Reproduce all the entries precisely.

[Start ENTRIES PROVIDED]

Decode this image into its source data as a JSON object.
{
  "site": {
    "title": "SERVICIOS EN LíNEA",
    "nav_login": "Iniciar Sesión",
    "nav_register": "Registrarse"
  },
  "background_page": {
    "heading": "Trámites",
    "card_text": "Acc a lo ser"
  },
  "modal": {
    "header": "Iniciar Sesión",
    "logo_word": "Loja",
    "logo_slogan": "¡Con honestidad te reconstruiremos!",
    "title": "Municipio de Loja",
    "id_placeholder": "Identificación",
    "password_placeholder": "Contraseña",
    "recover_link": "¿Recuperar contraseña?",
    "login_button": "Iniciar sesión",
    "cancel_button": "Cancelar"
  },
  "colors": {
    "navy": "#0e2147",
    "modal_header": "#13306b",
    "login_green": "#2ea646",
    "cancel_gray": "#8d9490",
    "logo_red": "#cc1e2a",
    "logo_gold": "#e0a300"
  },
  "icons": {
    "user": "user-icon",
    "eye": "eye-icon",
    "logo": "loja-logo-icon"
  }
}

[End ENTRIES PROVIDED]

- RESPONSE TO THIS EXERCISE:
Decode this image into its source data as a JSON object.
{
  "site": {
    "title": "SERVICIOS EN LíNEA",
    "nav_login": "Iniciar Sesión",
    "nav_register": "Registrarse"
  },
  "background_page": {
    "heading": "Trámites",
    "card_text": "Acc a lo ser"
  },
  "modal": {
    "header": "Iniciar Sesión",
    "logo_word": "Loja",
    "logo_slogan": "¡Con honestidad te reconstruiremos!",
    "title": "Municipio de Loja",
    "id_placeholder": "Identificación",
    "password_placeholder": "Contraseña",
    "recover_link": "¿Recuperar contraseña?",
    "login_button": "Iniciar sesión",
    "cancel_button": "Cancelar"
  },
  "colors": {
    "navy": "#0e2147",
    "modal_header": "#13306b",
    "login_green": "#2ea646",
    "cancel_gray": "#8d9490",
    "logo_red": "#cc1e2a",
    "logo_gold": "#e0a300"
  },
  "icons": {
    "user": "user-icon",
    "eye": "eye-icon",
    "logo": "loja-logo-icon"
  }
}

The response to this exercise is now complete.